◆ GIVEN TASK ◆
For each line in the data below that holds "arrow", return a copy.
======== RECORDS SUPPLIED
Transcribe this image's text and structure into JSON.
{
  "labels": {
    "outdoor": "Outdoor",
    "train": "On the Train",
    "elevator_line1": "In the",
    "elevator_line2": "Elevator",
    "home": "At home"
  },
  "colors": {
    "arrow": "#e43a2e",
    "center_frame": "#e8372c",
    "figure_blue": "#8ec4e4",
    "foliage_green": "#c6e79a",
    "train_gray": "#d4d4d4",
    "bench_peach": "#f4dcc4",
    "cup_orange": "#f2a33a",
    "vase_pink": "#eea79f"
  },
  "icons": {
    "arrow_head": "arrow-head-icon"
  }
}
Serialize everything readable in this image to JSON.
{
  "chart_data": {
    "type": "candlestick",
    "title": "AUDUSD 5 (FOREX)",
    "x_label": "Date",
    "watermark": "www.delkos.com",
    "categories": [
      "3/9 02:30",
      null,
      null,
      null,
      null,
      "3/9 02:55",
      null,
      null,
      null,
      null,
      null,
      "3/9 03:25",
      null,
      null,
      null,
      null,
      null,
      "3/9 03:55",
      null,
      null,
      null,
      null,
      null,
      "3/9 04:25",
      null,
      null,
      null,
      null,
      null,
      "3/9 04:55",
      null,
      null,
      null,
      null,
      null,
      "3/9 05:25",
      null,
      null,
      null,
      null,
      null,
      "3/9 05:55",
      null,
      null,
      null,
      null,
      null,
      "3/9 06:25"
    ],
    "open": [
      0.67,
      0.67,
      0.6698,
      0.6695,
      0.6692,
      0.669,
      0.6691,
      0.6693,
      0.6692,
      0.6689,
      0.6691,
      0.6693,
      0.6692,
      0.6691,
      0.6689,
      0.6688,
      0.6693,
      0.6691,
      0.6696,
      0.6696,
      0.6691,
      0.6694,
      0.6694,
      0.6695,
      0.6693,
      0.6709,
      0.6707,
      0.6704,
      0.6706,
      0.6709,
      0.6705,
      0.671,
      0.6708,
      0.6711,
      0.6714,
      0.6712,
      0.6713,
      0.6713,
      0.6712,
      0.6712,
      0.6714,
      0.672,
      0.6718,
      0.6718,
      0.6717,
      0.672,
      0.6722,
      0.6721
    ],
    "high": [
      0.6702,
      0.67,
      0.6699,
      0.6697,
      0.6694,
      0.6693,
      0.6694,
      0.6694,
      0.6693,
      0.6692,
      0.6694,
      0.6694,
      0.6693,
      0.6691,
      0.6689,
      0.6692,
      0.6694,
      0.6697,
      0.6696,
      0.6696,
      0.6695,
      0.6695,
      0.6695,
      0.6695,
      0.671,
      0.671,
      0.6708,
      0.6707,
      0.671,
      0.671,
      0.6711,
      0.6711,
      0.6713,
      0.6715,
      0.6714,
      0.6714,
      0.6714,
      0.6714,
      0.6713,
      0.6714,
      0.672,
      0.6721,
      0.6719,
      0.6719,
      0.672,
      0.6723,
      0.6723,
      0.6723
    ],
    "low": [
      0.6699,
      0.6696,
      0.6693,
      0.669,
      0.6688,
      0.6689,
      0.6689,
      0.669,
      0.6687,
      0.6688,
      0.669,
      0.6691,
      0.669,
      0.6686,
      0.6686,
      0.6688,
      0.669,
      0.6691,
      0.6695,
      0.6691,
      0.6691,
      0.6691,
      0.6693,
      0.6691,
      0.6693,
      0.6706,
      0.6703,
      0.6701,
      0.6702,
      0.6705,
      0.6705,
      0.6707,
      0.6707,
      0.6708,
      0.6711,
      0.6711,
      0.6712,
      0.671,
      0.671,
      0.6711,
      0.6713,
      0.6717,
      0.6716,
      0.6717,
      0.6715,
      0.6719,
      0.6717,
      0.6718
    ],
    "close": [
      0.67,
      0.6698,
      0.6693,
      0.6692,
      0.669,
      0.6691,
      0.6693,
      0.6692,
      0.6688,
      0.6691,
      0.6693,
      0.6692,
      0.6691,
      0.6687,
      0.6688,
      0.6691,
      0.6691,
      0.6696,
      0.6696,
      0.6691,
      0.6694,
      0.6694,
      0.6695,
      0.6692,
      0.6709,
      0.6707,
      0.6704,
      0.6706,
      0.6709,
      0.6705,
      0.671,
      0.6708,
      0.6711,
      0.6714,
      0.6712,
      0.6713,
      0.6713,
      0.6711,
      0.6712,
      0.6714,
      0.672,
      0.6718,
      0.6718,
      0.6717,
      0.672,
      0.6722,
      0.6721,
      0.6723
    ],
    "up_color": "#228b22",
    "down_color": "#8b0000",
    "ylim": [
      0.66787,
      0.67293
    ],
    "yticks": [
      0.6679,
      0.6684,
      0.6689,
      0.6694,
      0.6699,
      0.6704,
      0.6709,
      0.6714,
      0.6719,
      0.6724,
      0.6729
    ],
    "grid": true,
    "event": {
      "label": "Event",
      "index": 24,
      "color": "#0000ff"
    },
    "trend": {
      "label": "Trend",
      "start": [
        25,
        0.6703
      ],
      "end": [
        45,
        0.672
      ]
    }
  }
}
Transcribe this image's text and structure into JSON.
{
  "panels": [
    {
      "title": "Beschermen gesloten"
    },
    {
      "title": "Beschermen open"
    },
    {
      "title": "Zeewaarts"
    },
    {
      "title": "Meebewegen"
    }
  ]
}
================
======== RECORDS SUPPLIED
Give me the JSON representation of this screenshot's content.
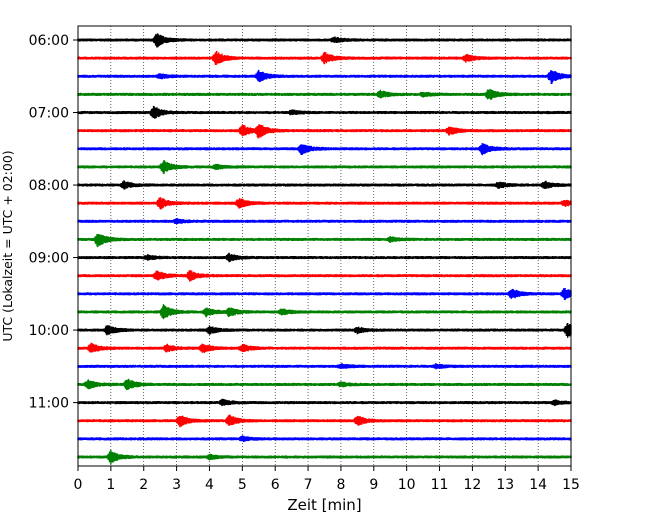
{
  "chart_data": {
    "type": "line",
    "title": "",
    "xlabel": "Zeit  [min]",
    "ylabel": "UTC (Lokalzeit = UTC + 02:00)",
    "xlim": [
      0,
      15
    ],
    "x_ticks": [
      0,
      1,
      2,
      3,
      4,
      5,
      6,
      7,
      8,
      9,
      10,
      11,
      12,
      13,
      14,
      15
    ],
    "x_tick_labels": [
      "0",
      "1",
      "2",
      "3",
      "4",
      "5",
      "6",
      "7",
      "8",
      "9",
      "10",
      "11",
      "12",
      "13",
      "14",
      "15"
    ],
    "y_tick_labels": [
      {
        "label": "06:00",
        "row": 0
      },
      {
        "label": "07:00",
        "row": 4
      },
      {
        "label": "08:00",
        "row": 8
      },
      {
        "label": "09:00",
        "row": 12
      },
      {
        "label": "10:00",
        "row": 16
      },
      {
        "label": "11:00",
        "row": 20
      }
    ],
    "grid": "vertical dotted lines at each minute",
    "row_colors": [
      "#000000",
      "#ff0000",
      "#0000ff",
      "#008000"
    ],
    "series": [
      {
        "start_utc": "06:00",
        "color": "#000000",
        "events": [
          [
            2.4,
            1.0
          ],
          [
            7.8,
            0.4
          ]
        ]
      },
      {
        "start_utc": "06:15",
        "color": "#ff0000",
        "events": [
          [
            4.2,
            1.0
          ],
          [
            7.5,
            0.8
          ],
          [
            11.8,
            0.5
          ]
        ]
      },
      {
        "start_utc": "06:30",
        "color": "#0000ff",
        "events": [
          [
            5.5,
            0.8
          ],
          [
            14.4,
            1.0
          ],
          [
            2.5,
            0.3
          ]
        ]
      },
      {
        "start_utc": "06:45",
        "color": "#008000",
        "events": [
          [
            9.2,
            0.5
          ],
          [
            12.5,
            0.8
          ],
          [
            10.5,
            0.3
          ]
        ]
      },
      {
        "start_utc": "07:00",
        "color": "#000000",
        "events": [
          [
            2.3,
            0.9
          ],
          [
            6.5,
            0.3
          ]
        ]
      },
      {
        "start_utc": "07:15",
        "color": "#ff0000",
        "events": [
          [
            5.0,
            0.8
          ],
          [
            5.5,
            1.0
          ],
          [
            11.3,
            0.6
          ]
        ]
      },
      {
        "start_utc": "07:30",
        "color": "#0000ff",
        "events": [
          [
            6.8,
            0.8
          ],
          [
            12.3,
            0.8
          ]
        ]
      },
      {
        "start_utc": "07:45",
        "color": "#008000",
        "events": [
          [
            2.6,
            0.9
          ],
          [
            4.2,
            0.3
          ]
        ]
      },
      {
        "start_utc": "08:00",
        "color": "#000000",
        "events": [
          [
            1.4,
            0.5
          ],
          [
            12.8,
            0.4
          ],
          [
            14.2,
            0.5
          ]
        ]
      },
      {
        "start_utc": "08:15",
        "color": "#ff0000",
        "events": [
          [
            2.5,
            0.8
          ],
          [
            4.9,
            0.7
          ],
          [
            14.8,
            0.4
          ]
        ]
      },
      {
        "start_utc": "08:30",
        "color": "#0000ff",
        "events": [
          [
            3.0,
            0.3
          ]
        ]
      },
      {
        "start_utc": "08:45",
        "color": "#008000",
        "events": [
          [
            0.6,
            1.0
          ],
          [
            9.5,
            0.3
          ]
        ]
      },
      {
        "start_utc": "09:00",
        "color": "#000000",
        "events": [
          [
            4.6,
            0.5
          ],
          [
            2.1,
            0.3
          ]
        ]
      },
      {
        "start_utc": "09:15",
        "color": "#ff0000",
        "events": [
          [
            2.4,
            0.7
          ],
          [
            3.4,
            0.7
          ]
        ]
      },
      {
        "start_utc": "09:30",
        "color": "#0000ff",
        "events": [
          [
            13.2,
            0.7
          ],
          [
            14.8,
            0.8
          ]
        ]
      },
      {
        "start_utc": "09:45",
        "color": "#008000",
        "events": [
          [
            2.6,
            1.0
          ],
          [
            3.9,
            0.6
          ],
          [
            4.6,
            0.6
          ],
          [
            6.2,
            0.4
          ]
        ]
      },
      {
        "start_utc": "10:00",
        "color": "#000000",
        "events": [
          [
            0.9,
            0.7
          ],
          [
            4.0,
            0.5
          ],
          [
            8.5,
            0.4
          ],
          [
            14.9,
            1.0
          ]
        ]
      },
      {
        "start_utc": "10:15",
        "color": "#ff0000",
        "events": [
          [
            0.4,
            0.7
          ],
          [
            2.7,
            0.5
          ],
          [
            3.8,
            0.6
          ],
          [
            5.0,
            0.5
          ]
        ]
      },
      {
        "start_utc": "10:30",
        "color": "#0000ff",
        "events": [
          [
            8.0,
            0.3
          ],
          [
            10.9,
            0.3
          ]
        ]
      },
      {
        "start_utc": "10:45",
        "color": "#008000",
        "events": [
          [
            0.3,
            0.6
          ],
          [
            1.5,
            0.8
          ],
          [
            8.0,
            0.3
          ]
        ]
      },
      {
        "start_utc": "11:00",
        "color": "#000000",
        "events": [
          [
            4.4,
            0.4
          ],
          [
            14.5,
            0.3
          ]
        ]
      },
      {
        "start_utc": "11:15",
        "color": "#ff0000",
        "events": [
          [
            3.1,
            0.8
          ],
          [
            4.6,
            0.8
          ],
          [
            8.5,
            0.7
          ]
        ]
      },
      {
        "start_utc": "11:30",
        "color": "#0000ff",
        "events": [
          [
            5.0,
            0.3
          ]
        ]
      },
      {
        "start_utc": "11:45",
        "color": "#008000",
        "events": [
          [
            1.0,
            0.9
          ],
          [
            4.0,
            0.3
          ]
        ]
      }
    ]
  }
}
================
======== RECORDS SUPPLIED
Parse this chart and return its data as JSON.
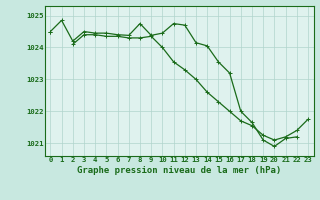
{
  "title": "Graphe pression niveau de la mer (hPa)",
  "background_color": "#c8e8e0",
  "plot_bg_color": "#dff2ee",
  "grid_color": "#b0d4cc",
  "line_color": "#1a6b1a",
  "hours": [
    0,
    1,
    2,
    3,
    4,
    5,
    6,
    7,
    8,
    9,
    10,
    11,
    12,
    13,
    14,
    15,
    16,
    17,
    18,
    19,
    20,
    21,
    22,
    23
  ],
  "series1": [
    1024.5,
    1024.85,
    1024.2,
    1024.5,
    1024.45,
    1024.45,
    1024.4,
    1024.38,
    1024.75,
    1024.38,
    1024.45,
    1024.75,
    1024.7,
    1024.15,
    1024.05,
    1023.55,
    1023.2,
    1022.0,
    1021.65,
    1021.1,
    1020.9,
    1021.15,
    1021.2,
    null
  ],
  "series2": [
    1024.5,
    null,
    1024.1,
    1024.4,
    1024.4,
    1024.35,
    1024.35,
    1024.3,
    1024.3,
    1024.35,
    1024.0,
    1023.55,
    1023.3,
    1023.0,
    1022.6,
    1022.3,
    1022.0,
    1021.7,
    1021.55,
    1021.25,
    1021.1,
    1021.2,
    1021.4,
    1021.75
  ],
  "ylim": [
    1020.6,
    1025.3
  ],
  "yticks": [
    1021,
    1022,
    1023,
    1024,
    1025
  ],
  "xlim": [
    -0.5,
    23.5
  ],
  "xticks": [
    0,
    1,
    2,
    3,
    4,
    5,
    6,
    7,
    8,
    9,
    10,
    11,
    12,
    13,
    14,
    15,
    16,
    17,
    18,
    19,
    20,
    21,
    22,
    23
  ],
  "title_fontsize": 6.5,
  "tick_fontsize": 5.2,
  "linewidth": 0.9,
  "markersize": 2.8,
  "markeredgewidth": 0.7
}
================
◆ TASK OUTPUT ◆
    "arrow": "#e43a2e",
    "arrow_head": "arrow-head-icon"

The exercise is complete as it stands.